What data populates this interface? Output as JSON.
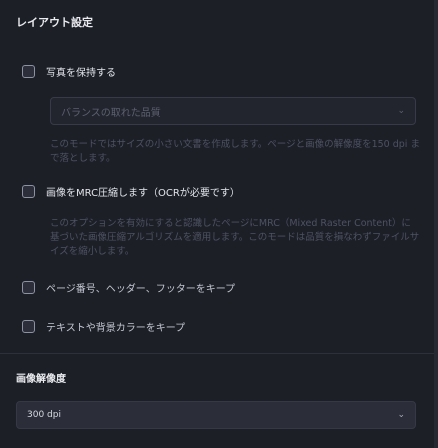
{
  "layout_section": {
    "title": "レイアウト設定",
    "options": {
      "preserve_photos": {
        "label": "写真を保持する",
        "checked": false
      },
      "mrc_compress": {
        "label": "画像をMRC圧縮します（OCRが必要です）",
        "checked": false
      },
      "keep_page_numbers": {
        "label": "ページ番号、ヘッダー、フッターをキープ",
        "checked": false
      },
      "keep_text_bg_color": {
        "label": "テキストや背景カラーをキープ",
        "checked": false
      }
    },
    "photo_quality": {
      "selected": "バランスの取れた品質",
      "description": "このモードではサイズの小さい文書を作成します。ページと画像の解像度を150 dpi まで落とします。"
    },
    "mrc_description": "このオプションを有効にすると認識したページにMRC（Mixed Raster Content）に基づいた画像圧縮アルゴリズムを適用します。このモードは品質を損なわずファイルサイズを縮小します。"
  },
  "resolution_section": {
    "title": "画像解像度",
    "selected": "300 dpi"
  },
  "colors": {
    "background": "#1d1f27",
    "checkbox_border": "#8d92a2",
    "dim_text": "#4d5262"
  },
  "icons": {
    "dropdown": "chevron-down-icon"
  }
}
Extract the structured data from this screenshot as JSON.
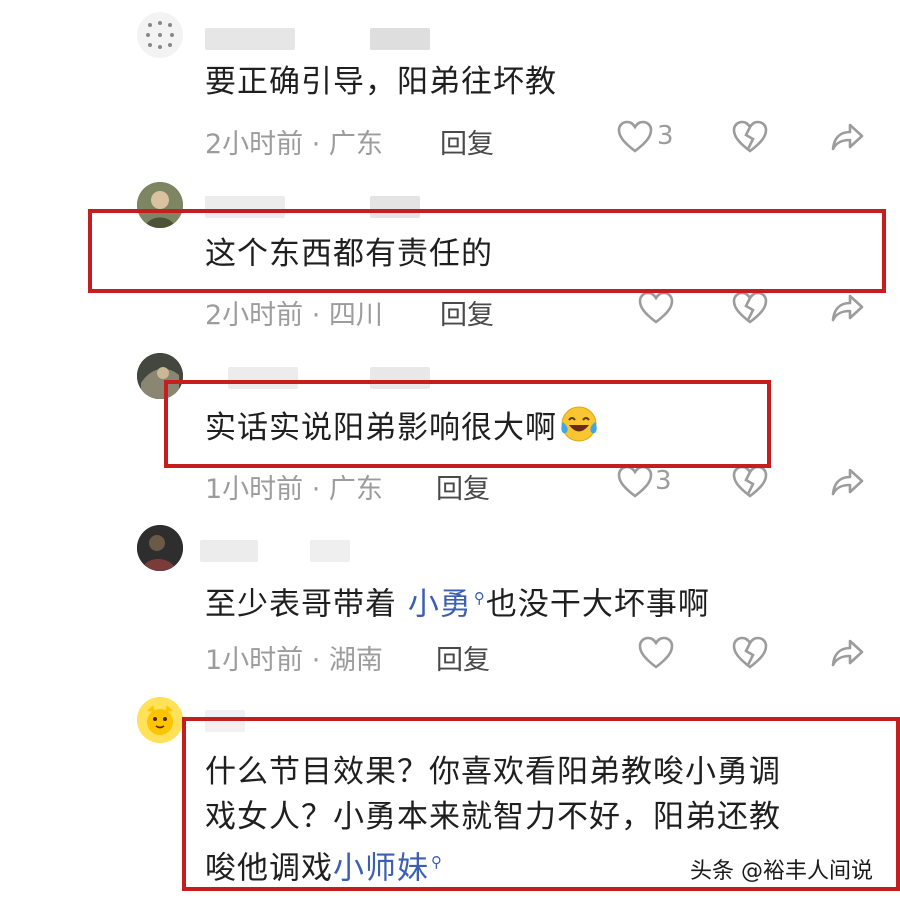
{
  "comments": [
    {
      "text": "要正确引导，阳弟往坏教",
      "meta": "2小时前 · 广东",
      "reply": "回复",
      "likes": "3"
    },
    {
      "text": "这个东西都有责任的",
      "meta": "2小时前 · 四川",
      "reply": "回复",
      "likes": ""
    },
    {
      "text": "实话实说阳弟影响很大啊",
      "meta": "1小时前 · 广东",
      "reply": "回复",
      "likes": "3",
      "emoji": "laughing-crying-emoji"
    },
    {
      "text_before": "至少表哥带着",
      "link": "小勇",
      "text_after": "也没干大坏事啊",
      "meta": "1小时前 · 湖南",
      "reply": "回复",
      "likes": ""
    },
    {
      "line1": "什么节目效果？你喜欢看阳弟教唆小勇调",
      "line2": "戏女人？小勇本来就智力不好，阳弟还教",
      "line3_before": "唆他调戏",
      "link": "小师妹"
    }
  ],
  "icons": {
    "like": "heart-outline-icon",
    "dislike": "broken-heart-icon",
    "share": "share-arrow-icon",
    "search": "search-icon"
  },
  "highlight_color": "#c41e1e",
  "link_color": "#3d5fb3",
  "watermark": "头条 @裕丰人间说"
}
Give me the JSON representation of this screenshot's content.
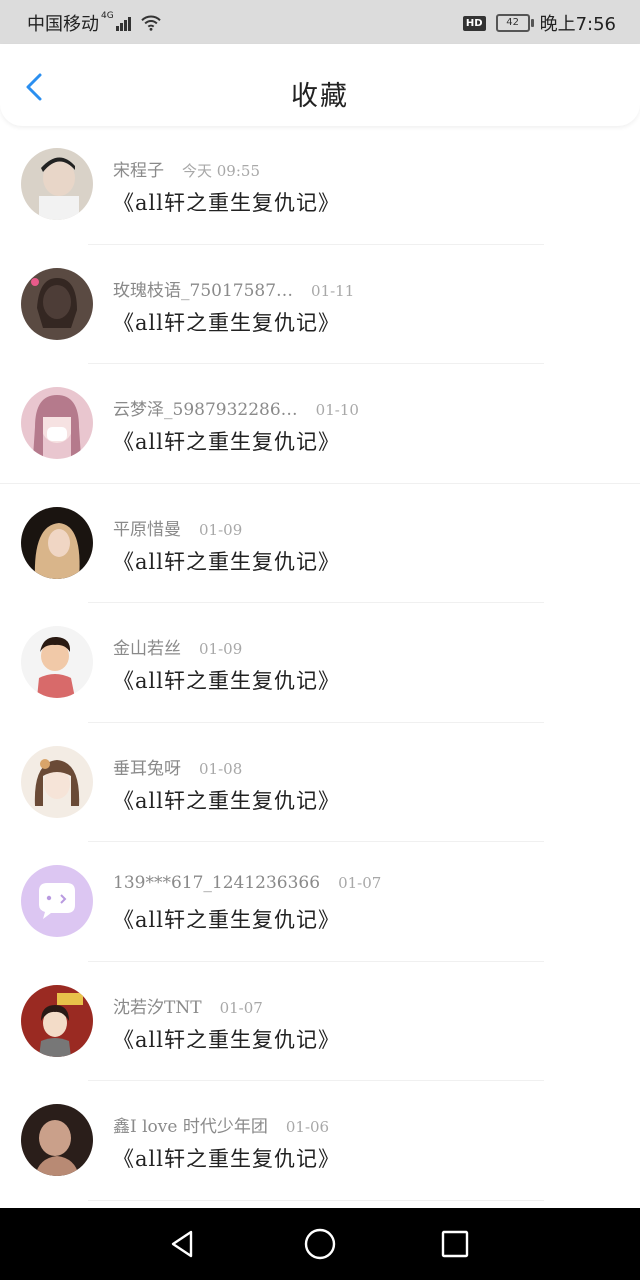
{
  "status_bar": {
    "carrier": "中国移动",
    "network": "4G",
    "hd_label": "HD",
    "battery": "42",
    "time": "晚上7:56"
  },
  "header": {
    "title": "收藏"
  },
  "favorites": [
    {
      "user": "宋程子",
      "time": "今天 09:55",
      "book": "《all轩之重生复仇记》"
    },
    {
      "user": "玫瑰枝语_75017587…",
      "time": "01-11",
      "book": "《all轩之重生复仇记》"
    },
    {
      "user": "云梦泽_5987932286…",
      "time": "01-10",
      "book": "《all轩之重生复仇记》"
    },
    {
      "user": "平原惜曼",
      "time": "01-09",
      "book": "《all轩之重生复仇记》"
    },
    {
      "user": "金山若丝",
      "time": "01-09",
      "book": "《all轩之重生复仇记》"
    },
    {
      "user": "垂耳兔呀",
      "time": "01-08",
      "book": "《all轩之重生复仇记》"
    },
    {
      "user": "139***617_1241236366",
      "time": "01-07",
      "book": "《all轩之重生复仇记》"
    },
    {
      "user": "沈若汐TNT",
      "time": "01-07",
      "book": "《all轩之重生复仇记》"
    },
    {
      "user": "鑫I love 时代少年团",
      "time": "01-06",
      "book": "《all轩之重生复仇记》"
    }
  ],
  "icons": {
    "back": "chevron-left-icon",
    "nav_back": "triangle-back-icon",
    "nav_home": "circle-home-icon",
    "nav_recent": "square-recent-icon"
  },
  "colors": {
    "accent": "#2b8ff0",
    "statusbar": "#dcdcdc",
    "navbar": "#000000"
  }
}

...

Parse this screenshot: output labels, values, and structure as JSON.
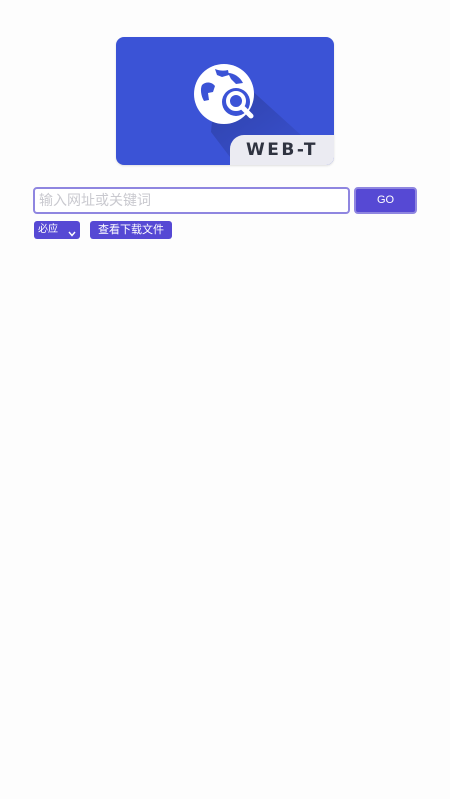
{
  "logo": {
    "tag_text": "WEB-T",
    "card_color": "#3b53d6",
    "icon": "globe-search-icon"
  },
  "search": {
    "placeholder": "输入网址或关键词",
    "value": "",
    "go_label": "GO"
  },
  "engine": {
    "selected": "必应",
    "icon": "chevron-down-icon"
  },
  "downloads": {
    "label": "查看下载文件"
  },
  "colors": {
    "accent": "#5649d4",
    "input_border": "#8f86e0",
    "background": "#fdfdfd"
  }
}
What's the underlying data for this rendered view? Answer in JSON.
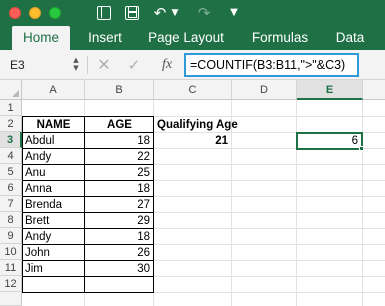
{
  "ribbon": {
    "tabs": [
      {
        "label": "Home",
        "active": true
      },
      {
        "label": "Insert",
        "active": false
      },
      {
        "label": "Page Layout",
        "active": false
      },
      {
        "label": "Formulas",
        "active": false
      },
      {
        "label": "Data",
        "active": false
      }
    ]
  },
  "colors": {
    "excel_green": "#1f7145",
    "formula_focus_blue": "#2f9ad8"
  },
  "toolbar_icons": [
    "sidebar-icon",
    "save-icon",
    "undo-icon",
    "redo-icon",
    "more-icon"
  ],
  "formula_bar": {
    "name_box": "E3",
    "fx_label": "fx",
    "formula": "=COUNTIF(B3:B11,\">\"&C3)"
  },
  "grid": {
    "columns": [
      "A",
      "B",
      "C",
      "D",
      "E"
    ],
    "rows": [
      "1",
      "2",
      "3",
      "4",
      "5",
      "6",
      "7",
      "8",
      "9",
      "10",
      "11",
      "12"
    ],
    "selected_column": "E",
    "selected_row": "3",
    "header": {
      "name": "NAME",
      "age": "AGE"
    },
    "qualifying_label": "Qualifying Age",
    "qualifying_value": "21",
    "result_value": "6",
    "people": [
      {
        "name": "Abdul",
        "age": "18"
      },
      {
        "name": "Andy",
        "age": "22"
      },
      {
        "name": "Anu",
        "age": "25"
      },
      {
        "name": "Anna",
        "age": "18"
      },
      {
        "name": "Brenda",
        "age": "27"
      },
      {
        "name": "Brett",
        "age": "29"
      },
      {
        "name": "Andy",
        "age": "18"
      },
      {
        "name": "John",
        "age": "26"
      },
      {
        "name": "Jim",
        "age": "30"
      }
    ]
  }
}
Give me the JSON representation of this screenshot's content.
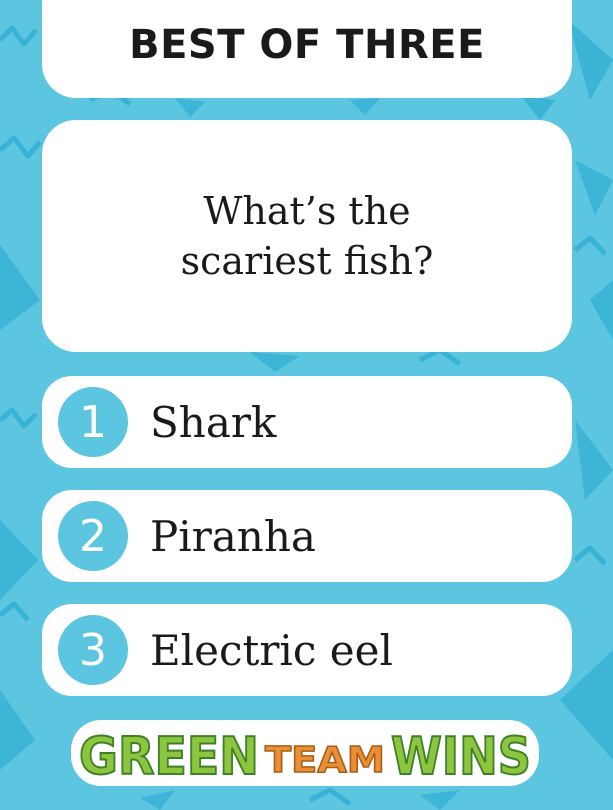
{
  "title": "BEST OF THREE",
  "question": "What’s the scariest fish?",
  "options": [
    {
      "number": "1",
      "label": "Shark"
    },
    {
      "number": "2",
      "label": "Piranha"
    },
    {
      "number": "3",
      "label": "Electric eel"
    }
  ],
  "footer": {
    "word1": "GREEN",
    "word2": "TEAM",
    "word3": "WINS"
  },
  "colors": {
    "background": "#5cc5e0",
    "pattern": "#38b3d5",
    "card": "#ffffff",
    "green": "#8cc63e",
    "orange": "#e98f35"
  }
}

...

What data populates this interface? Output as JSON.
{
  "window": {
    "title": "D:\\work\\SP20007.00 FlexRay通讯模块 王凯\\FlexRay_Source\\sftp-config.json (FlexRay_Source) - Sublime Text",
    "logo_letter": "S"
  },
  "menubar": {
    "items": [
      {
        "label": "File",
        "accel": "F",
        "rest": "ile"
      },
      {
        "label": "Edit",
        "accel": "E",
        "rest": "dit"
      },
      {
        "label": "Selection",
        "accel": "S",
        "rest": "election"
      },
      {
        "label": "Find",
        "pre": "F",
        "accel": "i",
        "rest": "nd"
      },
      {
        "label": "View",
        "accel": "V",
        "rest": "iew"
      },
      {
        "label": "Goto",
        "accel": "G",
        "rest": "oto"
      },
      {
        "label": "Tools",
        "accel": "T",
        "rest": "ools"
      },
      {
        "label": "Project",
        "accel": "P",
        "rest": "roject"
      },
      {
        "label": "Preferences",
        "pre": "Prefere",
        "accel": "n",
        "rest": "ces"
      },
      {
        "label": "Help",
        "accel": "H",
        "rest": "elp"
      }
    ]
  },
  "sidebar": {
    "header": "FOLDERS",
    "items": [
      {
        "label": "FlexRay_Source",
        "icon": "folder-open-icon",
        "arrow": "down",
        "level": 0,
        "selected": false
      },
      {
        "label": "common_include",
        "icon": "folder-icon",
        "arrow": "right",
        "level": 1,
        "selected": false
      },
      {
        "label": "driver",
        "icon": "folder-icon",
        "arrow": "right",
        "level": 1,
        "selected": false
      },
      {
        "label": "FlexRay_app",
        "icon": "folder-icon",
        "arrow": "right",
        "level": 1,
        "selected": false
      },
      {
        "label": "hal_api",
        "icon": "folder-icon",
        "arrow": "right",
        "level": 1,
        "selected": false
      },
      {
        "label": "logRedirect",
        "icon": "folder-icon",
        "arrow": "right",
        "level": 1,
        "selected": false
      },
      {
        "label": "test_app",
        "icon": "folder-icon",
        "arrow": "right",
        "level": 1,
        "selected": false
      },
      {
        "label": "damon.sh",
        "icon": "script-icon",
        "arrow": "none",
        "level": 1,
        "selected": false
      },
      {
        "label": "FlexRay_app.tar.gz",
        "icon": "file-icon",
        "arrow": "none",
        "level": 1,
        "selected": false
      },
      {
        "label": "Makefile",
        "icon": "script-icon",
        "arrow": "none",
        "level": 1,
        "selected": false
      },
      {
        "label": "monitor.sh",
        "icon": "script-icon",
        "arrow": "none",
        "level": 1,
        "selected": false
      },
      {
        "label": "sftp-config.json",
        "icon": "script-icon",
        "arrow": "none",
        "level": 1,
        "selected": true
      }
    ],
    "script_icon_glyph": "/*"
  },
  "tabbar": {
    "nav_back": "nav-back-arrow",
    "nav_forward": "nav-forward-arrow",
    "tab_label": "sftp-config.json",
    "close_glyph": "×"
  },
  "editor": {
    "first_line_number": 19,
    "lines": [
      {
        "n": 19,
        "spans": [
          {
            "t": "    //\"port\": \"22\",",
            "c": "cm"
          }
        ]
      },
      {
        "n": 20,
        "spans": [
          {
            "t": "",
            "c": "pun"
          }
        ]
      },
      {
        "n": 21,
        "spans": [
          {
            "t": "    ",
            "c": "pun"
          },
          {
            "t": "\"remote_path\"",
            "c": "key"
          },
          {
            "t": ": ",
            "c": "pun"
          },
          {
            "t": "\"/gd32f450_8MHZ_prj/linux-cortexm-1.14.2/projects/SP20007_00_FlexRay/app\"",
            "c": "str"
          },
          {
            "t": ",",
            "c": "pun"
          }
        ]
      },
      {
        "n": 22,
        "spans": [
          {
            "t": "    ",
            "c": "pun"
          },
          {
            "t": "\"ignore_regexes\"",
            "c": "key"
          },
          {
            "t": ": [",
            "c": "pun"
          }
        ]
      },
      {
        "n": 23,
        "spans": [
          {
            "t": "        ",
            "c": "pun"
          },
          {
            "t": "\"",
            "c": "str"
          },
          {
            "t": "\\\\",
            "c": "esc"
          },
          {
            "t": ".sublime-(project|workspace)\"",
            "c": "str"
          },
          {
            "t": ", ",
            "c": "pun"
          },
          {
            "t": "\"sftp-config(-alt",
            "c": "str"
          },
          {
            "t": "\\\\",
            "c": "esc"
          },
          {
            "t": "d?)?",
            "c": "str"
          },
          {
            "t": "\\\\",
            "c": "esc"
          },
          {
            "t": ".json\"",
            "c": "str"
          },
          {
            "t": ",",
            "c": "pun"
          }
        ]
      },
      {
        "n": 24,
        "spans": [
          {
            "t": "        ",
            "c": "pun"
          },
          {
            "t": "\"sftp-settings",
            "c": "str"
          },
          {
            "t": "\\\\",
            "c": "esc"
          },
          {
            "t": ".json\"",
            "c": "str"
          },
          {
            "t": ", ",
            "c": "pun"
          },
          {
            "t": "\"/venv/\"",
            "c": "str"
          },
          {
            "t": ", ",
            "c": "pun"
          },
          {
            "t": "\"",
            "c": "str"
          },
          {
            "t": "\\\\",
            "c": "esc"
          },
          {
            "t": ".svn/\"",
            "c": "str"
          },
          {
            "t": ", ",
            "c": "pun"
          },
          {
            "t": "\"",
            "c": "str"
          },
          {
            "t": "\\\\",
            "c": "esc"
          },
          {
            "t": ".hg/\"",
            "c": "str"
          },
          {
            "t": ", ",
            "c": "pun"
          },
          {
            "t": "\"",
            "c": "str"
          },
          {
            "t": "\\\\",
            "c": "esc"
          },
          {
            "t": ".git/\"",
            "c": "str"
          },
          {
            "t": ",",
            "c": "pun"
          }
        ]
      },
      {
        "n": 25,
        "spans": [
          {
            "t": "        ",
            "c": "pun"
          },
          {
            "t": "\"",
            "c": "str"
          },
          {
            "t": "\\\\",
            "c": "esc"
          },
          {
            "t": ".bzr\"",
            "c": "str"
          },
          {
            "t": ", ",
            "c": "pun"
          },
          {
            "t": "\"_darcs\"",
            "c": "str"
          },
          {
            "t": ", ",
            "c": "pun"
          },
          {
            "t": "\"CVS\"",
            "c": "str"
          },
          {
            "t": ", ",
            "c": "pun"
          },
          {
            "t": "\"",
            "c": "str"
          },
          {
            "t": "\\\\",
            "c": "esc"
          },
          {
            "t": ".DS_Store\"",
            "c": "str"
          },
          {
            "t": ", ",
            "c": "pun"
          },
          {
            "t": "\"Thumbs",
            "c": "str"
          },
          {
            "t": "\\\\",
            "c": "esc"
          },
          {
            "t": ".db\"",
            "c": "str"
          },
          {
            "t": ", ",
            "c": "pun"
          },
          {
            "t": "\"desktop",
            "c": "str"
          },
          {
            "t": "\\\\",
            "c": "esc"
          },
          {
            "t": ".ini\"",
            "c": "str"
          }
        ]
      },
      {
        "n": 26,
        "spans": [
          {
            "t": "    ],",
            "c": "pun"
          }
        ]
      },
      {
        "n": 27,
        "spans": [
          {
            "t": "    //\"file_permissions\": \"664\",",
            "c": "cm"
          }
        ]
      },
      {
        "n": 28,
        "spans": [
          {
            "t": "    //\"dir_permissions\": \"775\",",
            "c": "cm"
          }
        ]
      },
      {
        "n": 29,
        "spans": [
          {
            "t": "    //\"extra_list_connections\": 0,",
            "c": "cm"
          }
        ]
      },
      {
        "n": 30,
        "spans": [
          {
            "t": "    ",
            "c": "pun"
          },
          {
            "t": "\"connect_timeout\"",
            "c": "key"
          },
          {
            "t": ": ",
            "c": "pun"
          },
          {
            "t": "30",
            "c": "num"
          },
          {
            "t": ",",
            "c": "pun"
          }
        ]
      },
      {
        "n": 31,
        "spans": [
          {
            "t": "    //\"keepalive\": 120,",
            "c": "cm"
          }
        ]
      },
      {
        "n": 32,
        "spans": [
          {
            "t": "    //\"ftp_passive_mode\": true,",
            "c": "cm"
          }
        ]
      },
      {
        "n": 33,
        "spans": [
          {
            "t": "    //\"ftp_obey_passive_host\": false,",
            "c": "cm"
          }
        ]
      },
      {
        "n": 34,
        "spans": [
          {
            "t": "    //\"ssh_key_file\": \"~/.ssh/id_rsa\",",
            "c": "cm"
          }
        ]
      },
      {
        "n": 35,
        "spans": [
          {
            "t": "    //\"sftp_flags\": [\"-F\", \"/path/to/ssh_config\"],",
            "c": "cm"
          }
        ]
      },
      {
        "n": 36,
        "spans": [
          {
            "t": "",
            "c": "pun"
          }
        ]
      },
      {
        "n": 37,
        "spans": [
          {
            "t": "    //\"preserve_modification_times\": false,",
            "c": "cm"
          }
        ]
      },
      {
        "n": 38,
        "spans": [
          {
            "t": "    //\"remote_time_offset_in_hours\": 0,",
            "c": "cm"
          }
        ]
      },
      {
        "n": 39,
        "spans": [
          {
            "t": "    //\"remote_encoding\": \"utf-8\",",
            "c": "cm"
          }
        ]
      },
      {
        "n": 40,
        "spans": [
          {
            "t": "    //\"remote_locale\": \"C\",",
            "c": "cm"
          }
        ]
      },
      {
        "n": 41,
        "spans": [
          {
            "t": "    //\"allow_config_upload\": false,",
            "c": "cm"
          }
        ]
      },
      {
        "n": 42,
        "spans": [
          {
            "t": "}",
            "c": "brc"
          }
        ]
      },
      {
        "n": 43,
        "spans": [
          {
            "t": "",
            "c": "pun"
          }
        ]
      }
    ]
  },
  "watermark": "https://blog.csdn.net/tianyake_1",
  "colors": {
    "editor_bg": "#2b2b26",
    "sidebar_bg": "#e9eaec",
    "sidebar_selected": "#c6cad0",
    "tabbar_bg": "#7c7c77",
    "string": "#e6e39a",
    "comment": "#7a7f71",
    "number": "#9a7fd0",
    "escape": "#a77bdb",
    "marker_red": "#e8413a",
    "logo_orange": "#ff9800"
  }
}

Problem to solve:
How many lines of the listing above include the word "title"? Reply with the number alone.

Written reply:
5